> EXERCISE TASK
Write out every record below exactly as it appears.

> RECORD EXTRACTS
==================================================

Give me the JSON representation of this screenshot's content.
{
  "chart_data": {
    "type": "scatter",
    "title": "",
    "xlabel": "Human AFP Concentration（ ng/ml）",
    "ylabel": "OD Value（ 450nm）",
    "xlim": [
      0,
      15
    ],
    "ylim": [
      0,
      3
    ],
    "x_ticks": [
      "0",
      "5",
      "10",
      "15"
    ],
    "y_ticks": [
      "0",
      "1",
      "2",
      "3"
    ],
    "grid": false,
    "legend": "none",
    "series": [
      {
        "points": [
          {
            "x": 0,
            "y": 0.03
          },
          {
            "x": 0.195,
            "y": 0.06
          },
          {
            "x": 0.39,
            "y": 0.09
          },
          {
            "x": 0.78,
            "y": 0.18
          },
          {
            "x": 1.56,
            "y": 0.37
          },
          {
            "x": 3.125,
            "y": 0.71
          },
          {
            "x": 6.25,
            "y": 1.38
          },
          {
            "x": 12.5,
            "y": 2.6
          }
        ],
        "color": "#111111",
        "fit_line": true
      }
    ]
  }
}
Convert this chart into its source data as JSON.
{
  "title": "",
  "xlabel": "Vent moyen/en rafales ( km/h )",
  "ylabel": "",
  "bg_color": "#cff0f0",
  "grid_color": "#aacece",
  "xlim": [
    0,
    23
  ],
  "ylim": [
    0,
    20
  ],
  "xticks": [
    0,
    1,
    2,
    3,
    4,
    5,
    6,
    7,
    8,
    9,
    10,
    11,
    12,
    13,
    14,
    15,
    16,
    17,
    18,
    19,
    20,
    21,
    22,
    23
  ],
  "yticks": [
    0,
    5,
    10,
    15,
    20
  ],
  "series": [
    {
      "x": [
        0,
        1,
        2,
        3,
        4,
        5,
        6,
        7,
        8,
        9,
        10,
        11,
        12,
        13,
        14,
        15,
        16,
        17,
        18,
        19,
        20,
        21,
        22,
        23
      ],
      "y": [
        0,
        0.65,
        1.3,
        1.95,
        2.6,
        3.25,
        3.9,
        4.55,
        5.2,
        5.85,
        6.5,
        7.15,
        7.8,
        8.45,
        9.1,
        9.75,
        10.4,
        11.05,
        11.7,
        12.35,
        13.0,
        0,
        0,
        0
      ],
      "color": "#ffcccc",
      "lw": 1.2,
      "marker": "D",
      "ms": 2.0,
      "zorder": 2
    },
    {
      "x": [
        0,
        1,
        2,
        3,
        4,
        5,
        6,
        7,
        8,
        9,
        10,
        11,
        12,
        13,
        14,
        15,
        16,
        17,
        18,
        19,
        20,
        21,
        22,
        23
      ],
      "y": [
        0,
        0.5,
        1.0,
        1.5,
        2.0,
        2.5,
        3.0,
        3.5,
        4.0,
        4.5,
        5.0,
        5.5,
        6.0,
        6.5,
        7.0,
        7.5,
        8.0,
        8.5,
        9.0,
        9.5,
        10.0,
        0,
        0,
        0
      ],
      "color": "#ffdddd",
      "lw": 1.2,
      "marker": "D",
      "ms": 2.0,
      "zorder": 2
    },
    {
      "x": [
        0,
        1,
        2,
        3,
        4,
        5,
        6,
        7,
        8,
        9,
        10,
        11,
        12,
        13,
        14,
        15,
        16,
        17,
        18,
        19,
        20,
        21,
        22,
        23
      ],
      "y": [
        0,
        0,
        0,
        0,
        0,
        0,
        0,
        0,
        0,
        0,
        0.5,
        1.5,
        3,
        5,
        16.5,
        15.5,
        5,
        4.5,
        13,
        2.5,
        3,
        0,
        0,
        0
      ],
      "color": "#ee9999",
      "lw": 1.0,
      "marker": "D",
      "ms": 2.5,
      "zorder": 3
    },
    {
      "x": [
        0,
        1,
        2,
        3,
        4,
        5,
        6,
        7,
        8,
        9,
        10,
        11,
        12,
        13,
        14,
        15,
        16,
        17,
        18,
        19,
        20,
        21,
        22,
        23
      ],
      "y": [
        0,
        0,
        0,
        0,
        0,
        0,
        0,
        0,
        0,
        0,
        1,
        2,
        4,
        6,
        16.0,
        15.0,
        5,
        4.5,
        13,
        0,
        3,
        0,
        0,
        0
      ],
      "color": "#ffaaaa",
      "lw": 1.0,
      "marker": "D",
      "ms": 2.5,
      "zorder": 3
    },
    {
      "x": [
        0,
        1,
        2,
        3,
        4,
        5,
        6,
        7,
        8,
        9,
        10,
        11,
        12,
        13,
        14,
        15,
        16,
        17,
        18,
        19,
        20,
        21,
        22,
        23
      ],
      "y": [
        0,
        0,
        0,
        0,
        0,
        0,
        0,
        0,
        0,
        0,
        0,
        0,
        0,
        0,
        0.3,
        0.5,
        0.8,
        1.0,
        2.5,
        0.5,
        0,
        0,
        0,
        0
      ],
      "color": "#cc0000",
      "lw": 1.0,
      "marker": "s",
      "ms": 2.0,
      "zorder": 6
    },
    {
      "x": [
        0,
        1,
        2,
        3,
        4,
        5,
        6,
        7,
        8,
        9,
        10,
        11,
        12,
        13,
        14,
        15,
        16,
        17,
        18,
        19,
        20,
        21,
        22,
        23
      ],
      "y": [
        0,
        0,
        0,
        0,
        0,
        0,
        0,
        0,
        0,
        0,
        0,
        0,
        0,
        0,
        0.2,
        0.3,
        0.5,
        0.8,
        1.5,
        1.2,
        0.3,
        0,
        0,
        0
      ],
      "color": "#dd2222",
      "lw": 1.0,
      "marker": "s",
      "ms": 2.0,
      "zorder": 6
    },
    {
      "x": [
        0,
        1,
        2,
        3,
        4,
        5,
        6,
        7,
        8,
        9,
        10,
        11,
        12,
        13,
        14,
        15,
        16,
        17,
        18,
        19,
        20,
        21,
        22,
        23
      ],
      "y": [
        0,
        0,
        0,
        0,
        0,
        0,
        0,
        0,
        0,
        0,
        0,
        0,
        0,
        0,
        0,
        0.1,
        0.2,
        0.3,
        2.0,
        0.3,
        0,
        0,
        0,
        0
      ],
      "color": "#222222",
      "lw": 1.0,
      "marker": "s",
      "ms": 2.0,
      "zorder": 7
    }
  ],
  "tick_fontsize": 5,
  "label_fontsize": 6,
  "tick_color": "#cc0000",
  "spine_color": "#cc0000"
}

==================================================

> CORRECT OUTPUT
Give me the JSON representation of this screenshot's content.
{
  "chart_data": {
    "type": "scatter",
    "title": "",
    "xlabel": "Human AFP Concentration（ ng/ml）",
    "ylabel": "OD Value（ 450nm）",
    "xlim": [
      0,
      15
    ],
    "ylim": [
      0,
      3
    ],
    "x_ticks": [
      "0",
      "5",
      "10",
      "15"
    ],
    "y_ticks": [
      "0",
      "1",
      "2",
      "3"
    ],
    "grid": false,
    "legend": "none",
    "series": [
      {
        "points": [
          {
            "x": 0,
            "y": 0.03
          },
          {
            "x": 0.195,
            "y": 0.06
          },
          {
            "x": 0.39,
            "y": 0.09
          },
          {
            "x": 0.78,
            "y": 0.18
          },
          {
            "x": 1.56,
            "y": 0.37
          },
          {
            "x": 3.125,
            "y": 0.71
          },
          {
            "x": 6.25,
            "y": 1.38
          },
          {
            "x": 12.5,
            "y": 2.6
          }
        ],
        "color": "#111111",
        "fit_line": true
      }
    ]
  }
}
Convert this chart into its source data as JSON.
{
  "title": "",
  "xlabel": "Vent moyen/en rafales ( km/h )",
  "ylabel": "",
  "bg_color": "#cff0f0",
  "grid_color": "#aacece",
  "xlim": [
    0,
    23
  ],
  "ylim": [
    0,
    20
  ],
  "xticks": [
    0,
    1,
    2,
    3,
    4,
    5,
    6,
    7,
    8,
    9,
    10,
    11,
    12,
    13,
    14,
    15,
    16,
    17,
    18,
    19,
    20,
    21,
    22,
    23
  ],
  "yticks": [
    0,
    5,
    10,
    15,
    20
  ],
  "series": [
    {
      "x": [
        0,
        1,
        2,
        3,
        4,
        5,
        6,
        7,
        8,
        9,
        10,
        11,
        12,
        13,
        14,
        15,
        16,
        17,
        18,
        19,
        20,
        21,
        22,
        23
      ],
      "y": [
        0,
        0.65,
        1.3,
        1.95,
        2.6,
        3.25,
        3.9,
        4.55,
        5.2,
        5.85,
        6.5,
        7.15,
        7.8,
        8.45,
        9.1,
        9.75,
        10.4,
        11.05,
        11.7,
        12.35,
        13.0,
        0,
        0,
        0
      ],
      "color": "#ffcccc",
      "lw": 1.2,
      "marker": "D",
      "ms": 2.0,
      "zorder": 2
    },
    {
      "x": [
        0,
        1,
        2,
        3,
        4,
        5,
        6,
        7,
        8,
        9,
        10,
        11,
        12,
        13,
        14,
        15,
        16,
        17,
        18,
        19,
        20,
        21,
        22,
        23
      ],
      "y": [
        0,
        0.5,
        1.0,
        1.5,
        2.0,
        2.5,
        3.0,
        3.5,
        4.0,
        4.5,
        5.0,
        5.5,
        6.0,
        6.5,
        7.0,
        7.5,
        8.0,
        8.5,
        9.0,
        9.5,
        10.0,
        0,
        0,
        0
      ],
      "color": "#ffdddd",
      "lw": 1.2,
      "marker": "D",
      "ms": 2.0,
      "zorder": 2
    },
    {
      "x": [
        0,
        1,
        2,
        3,
        4,
        5,
        6,
        7,
        8,
        9,
        10,
        11,
        12,
        13,
        14,
        15,
        16,
        17,
        18,
        19,
        20,
        21,
        22,
        23
      ],
      "y": [
        0,
        0,
        0,
        0,
        0,
        0,
        0,
        0,
        0,
        0,
        0.5,
        1.5,
        3,
        5,
        16.5,
        15.5,
        5,
        4.5,
        13,
        2.5,
        3,
        0,
        0,
        0
      ],
      "color": "#ee9999",
      "lw": 1.0,
      "marker": "D",
      "ms": 2.5,
      "zorder": 3
    },
    {
      "x": [
        0,
        1,
        2,
        3,
        4,
        5,
        6,
        7,
        8,
        9,
        10,
        11,
        12,
        13,
        14,
        15,
        16,
        17,
        18,
        19,
        20,
        21,
        22,
        23
      ],
      "y": [
        0,
        0,
        0,
        0,
        0,
        0,
        0,
        0,
        0,
        0,
        1,
        2,
        4,
        6,
        16.0,
        15.0,
        5,
        4.5,
        13,
        0,
        3,
        0,
        0,
        0
      ],
      "color": "#ffaaaa",
      "lw": 1.0,
      "marker": "D",
      "ms": 2.5,
      "zorder": 3
    },
    {
      "x": [
        0,
        1,
        2,
        3,
        4,
        5,
        6,
        7,
        8,
        9,
        10,
        11,
        12,
        13,
        14,
        15,
        16,
        17,
        18,
        19,
        20,
        21,
        22,
        23
      ],
      "y": [
        0,
        0,
        0,
        0,
        0,
        0,
        0,
        0,
        0,
        0,
        0,
        0,
        0,
        0,
        0.3,
        0.5,
        0.8,
        1.0,
        2.5,
        0.5,
        0,
        0,
        0,
        0
      ],
      "color": "#cc0000",
      "lw": 1.0,
      "marker": "s",
      "ms": 2.0,
      "zorder": 6
    },
    {
      "x": [
        0,
        1,
        2,
        3,
        4,
        5,
        6,
        7,
        8,
        9,
        10,
        11,
        12,
        13,
        14,
        15,
        16,
        17,
        18,
        19,
        20,
        21,
        22,
        23
      ],
      "y": [
        0,
        0,
        0,
        0,
        0,
        0,
        0,
        0,
        0,
        0,
        0,
        0,
        0,
        0,
        0.2,
        0.3,
        0.5,
        0.8,
        1.5,
        1.2,
        0.3,
        0,
        0,
        0
      ],
      "color": "#dd2222",
      "lw": 1.0,
      "marker": "s",
      "ms": 2.0,
      "zorder": 6
    },
    {
      "x": [
        0,
        1,
        2,
        3,
        4,
        5,
        6,
        7,
        8,
        9,
        10,
        11,
        12,
        13,
        14,
        15,
        16,
        17,
        18,
        19,
        20,
        21,
        22,
        23
      ],
      "y": [
        0,
        0,
        0,
        0,
        0,
        0,
        0,
        0,
        0,
        0,
        0,
        0,
        0,
        0,
        0,
        0.1,
        0.2,
        0.3,
        2.0,
        0.3,
        0,
        0,
        0,
        0
      ],
      "color": "#222222",
      "lw": 1.0,
      "marker": "s",
      "ms": 2.0,
      "zorder": 7
    }
  ],
  "tick_fontsize": 5,
  "label_fontsize": 6,
  "tick_color": "#cc0000",
  "spine_color": "#cc0000"
}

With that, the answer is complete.